Data entries:

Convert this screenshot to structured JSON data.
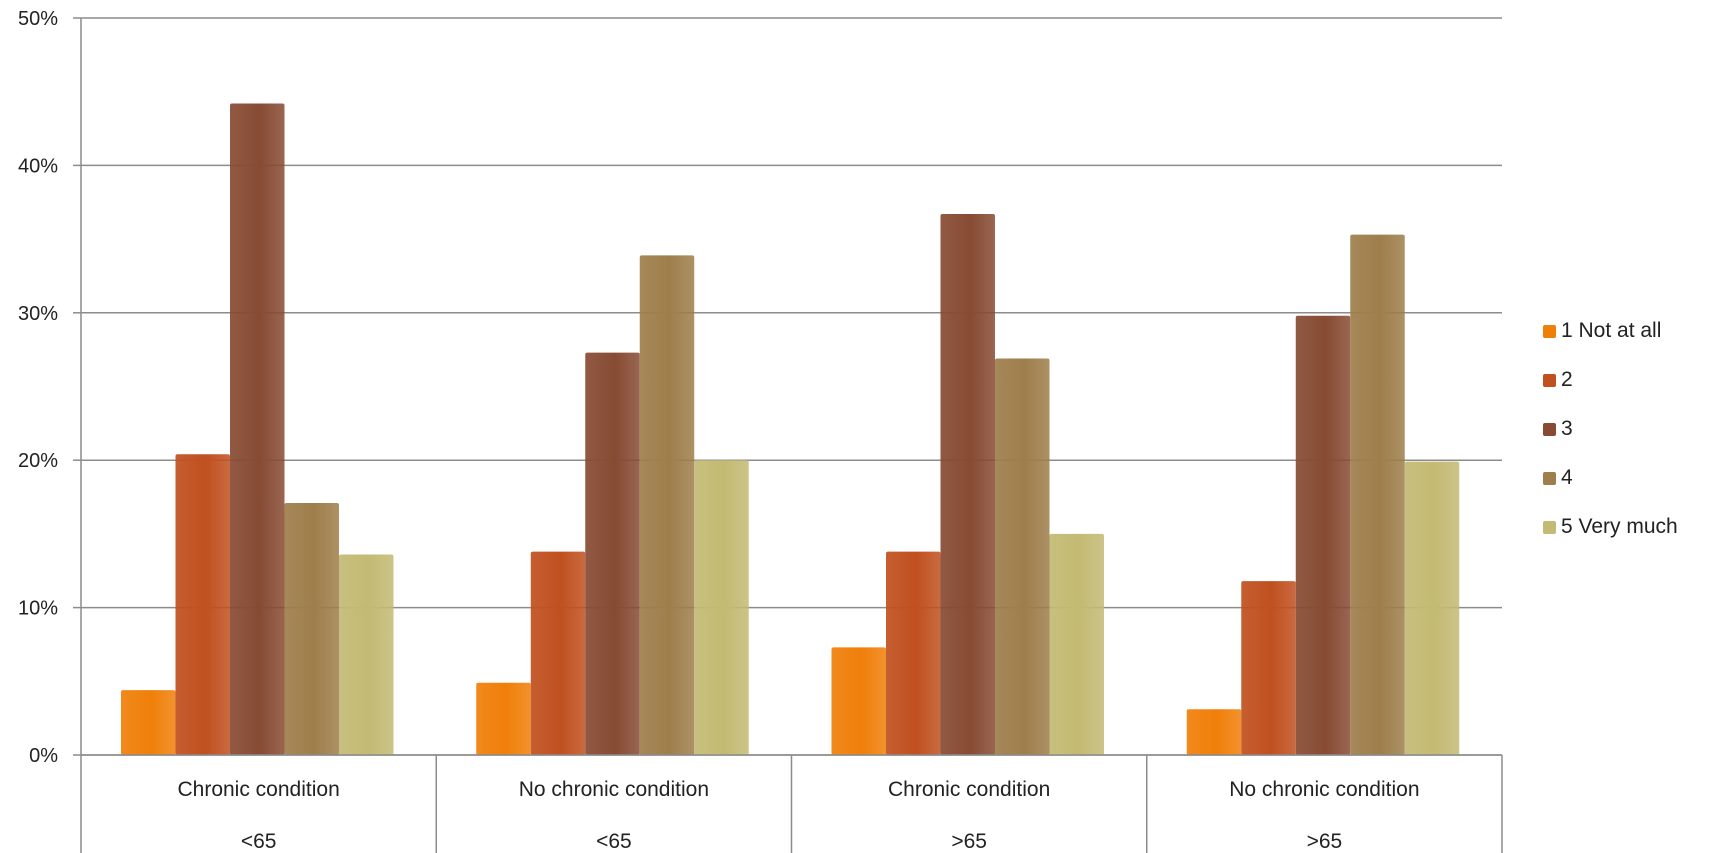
{
  "chart_data": {
    "type": "bar",
    "title": "",
    "xlabel": "",
    "ylabel": "",
    "ylim": [
      0,
      50
    ],
    "y_ticks": [
      "0%",
      "10%",
      "20%",
      "30%",
      "40%",
      "50%"
    ],
    "y_tick_values": [
      0,
      10,
      20,
      30,
      40,
      50
    ],
    "grid": true,
    "legend_position": "right",
    "categories": [
      {
        "line1": "Chronic condition",
        "line2": "<65"
      },
      {
        "line1": "No chronic condition",
        "line2": "<65"
      },
      {
        "line1": "Chronic condition",
        "line2": ">65"
      },
      {
        "line1": "No chronic condition",
        "line2": ">65"
      }
    ],
    "series": [
      {
        "name": "1 Not at all",
        "color": "#F07F09",
        "values": [
          4.4,
          4.9,
          7.3,
          3.1
        ]
      },
      {
        "name": "2",
        "color": "#C0501F",
        "values": [
          20.4,
          13.8,
          13.8,
          11.8
        ]
      },
      {
        "name": "3",
        "color": "#874B33",
        "values": [
          44.2,
          27.3,
          36.7,
          29.8
        ]
      },
      {
        "name": "4",
        "color": "#9E7E4B",
        "values": [
          17.1,
          33.9,
          26.9,
          35.3
        ]
      },
      {
        "name": "5 Very much",
        "color": "#C3BA73",
        "values": [
          13.6,
          20.0,
          15.0,
          19.9
        ]
      }
    ]
  }
}
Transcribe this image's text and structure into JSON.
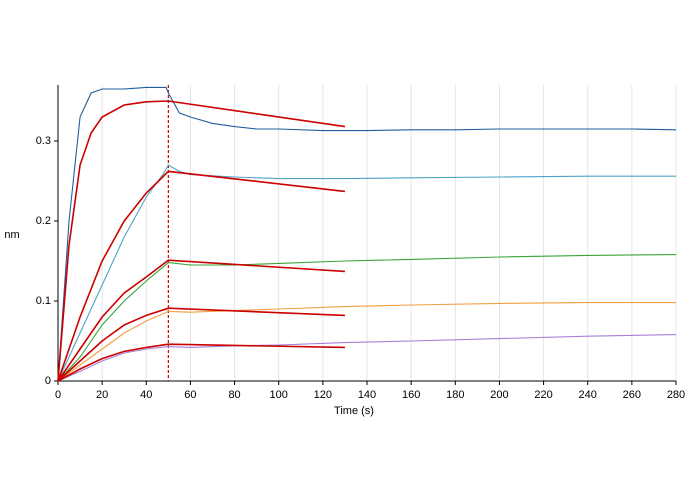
{
  "chart_data": {
    "type": "line",
    "x_label": "Time (s)",
    "y_label": "nm",
    "xlim": [
      0,
      280
    ],
    "ylim": [
      0,
      0.37
    ],
    "xticks": [
      0,
      20,
      40,
      60,
      80,
      100,
      120,
      140,
      160,
      180,
      200,
      220,
      240,
      260,
      280
    ],
    "yticks": [
      0,
      0.1,
      0.2,
      0.3
    ],
    "grid": "x",
    "vline_x": 50,
    "series": [
      {
        "color": "#1f5f9e",
        "x": [
          0,
          5,
          10,
          15,
          20,
          30,
          40,
          49,
          50,
          55,
          60,
          70,
          80,
          90,
          100,
          120,
          140,
          160,
          180,
          200,
          220,
          240,
          260,
          280
        ],
        "values": [
          0,
          0.2,
          0.33,
          0.36,
          0.365,
          0.365,
          0.367,
          0.367,
          0.36,
          0.335,
          0.33,
          0.322,
          0.318,
          0.315,
          0.315,
          0.313,
          0.313,
          0.314,
          0.314,
          0.315,
          0.315,
          0.315,
          0.315,
          0.314
        ]
      },
      {
        "color": "#4fa3c7",
        "x": [
          0,
          10,
          20,
          30,
          40,
          48,
          50,
          55,
          60,
          80,
          100,
          130,
          160,
          200,
          240,
          280
        ],
        "values": [
          0,
          0.06,
          0.12,
          0.18,
          0.23,
          0.26,
          0.27,
          0.262,
          0.258,
          0.255,
          0.253,
          0.253,
          0.254,
          0.255,
          0.256,
          0.256
        ]
      },
      {
        "color": "#3aa33a",
        "x": [
          0,
          10,
          20,
          30,
          40,
          50,
          60,
          80,
          100,
          130,
          160,
          200,
          240,
          280
        ],
        "values": [
          0,
          0.03,
          0.07,
          0.1,
          0.125,
          0.148,
          0.145,
          0.145,
          0.147,
          0.15,
          0.152,
          0.155,
          0.157,
          0.158
        ]
      },
      {
        "color": "#f0a040",
        "x": [
          0,
          10,
          20,
          30,
          40,
          50,
          60,
          80,
          100,
          130,
          160,
          200,
          240,
          280
        ],
        "values": [
          0,
          0.02,
          0.04,
          0.06,
          0.075,
          0.087,
          0.086,
          0.088,
          0.09,
          0.093,
          0.095,
          0.097,
          0.098,
          0.098
        ]
      },
      {
        "color": "#a57fd8",
        "x": [
          0,
          10,
          20,
          30,
          40,
          50,
          60,
          80,
          100,
          130,
          160,
          200,
          240,
          280
        ],
        "values": [
          0,
          0.012,
          0.025,
          0.035,
          0.04,
          0.043,
          0.042,
          0.044,
          0.045,
          0.048,
          0.05,
          0.053,
          0.056,
          0.058
        ]
      },
      {
        "color": "#cc0000",
        "x": [
          0,
          5,
          10,
          15,
          20,
          30,
          40,
          50,
          130
        ],
        "values": [
          0,
          0.17,
          0.27,
          0.31,
          0.33,
          0.345,
          0.349,
          0.35,
          0.318
        ]
      },
      {
        "color": "#cc0000",
        "x": [
          0,
          10,
          20,
          30,
          40,
          50,
          130
        ],
        "values": [
          0,
          0.08,
          0.15,
          0.2,
          0.235,
          0.262,
          0.237
        ]
      },
      {
        "color": "#cc0000",
        "x": [
          0,
          10,
          20,
          30,
          40,
          50,
          130
        ],
        "values": [
          0,
          0.04,
          0.08,
          0.11,
          0.13,
          0.151,
          0.137
        ]
      },
      {
        "color": "#cc0000",
        "x": [
          0,
          10,
          20,
          30,
          40,
          50,
          130
        ],
        "values": [
          0,
          0.025,
          0.05,
          0.07,
          0.082,
          0.091,
          0.082
        ]
      },
      {
        "color": "#cc0000",
        "x": [
          0,
          10,
          20,
          30,
          40,
          50,
          130
        ],
        "values": [
          0,
          0.015,
          0.028,
          0.037,
          0.042,
          0.046,
          0.042
        ]
      }
    ]
  }
}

» TASK PROMPT: Reproduce the material in its entirety and word for word, without the pictures.

» WRITTEN ANSWER:
Convert this screenshot to structured JSON data.
{
  "chart_data": {
    "type": "bar",
    "title": "",
    "xlabel": "",
    "ylabel": "",
    "ylim": [
      0,
      50
    ],
    "y_ticks": [
      "0%",
      "10%",
      "20%",
      "30%",
      "40%",
      "50%"
    ],
    "y_tick_values": [
      0,
      10,
      20,
      30,
      40,
      50
    ],
    "grid": true,
    "legend_position": "right",
    "categories": [
      {
        "line1": "Chronic condition",
        "line2": "<65"
      },
      {
        "line1": "No chronic condition",
        "line2": "<65"
      },
      {
        "line1": "Chronic condition",
        "line2": ">65"
      },
      {
        "line1": "No chronic condition",
        "line2": ">65"
      }
    ],
    "series": [
      {
        "name": "1 Not at all",
        "color": "#F07F09",
        "values": [
          4.4,
          4.9,
          7.3,
          3.1
        ]
      },
      {
        "name": "2",
        "color": "#C0501F",
        "values": [
          20.4,
          13.8,
          13.8,
          11.8
        ]
      },
      {
        "name": "3",
        "color": "#874B33",
        "values": [
          44.2,
          27.3,
          36.7,
          29.8
        ]
      },
      {
        "name": "4",
        "color": "#9E7E4B",
        "values": [
          17.1,
          33.9,
          26.9,
          35.3
        ]
      },
      {
        "name": "5 Very much",
        "color": "#C3BA73",
        "values": [
          13.6,
          20.0,
          15.0,
          19.9
        ]
      }
    ]
  }
}
Transcribe this image's text and structure into JSON.
{
  "chart_data": {
    "type": "line",
    "x_label": "Time (s)",
    "y_label": "nm",
    "xlim": [
      0,
      280
    ],
    "ylim": [
      0,
      0.37
    ],
    "xticks": [
      0,
      20,
      40,
      60,
      80,
      100,
      120,
      140,
      160,
      180,
      200,
      220,
      240,
      260,
      280
    ],
    "yticks": [
      0,
      0.1,
      0.2,
      0.3
    ],
    "grid": "x",
    "vline_x": 50,
    "series": [
      {
        "color": "#1f5f9e",
        "x": [
          0,
          5,
          10,
          15,
          20,
          30,
          40,
          49,
          50,
          55,
          60,
          70,
          80,
          90,
          100,
          120,
          140,
          160,
          180,
          200,
          220,
          240,
          260,
          280
        ],
        "values": [
          0,
          0.2,
          0.33,
          0.36,
          0.365,
          0.365,
          0.367,
          0.367,
          0.36,
          0.335,
          0.33,
          0.322,
          0.318,
          0.315,
          0.315,
          0.313,
          0.313,
          0.314,
          0.314,
          0.315,
          0.315,
          0.315,
          0.315,
          0.314
        ]
      },
      {
        "color": "#4fa3c7",
        "x": [
          0,
          10,
          20,
          30,
          40,
          48,
          50,
          55,
          60,
          80,
          100,
          130,
          160,
          200,
          240,
          280
        ],
        "values": [
          0,
          0.06,
          0.12,
          0.18,
          0.23,
          0.26,
          0.27,
          0.262,
          0.258,
          0.255,
          0.253,
          0.253,
          0.254,
          0.255,
          0.256,
          0.256
        ]
      },
      {
        "color": "#3aa33a",
        "x": [
          0,
          10,
          20,
          30,
          40,
          50,
          60,
          80,
          100,
          130,
          160,
          200,
          240,
          280
        ],
        "values": [
          0,
          0.03,
          0.07,
          0.1,
          0.125,
          0.148,
          0.145,
          0.145,
          0.147,
          0.15,
          0.152,
          0.155,
          0.157,
          0.158
        ]
      },
      {
        "color": "#f0a040",
        "x": [
          0,
          10,
          20,
          30,
          40,
          50,
          60,
          80,
          100,
          130,
          160,
          200,
          240,
          280
        ],
        "values": [
          0,
          0.02,
          0.04,
          0.06,
          0.075,
          0.087,
          0.086,
          0.088,
          0.09,
          0.093,
          0.095,
          0.097,
          0.098,
          0.098
        ]
      },
      {
        "color": "#a57fd8",
        "x": [
          0,
          10,
          20,
          30,
          40,
          50,
          60,
          80,
          100,
          130,
          160,
          200,
          240,
          280
        ],
        "values": [
          0,
          0.012,
          0.025,
          0.035,
          0.04,
          0.043,
          0.042,
          0.044,
          0.045,
          0.048,
          0.05,
          0.053,
          0.056,
          0.058
        ]
      },
      {
        "color": "#cc0000",
        "x": [
          0,
          5,
          10,
          15,
          20,
          30,
          40,
          50,
          130
        ],
        "values": [
          0,
          0.17,
          0.27,
          0.31,
          0.33,
          0.345,
          0.349,
          0.35,
          0.318
        ]
      },
      {
        "color": "#cc0000",
        "x": [
          0,
          10,
          20,
          30,
          40,
          50,
          130
        ],
        "values": [
          0,
          0.08,
          0.15,
          0.2,
          0.235,
          0.262,
          0.237
        ]
      },
      {
        "color": "#cc0000",
        "x": [
          0,
          10,
          20,
          30,
          40,
          50,
          130
        ],
        "values": [
          0,
          0.04,
          0.08,
          0.11,
          0.13,
          0.151,
          0.137
        ]
      },
      {
        "color": "#cc0000",
        "x": [
          0,
          10,
          20,
          30,
          40,
          50,
          130
        ],
        "values": [
          0,
          0.025,
          0.05,
          0.07,
          0.082,
          0.091,
          0.082
        ]
      },
      {
        "color": "#cc0000",
        "x": [
          0,
          10,
          20,
          30,
          40,
          50,
          130
        ],
        "values": [
          0,
          0.015,
          0.028,
          0.037,
          0.042,
          0.046,
          0.042
        ]
      }
    ]
  }
}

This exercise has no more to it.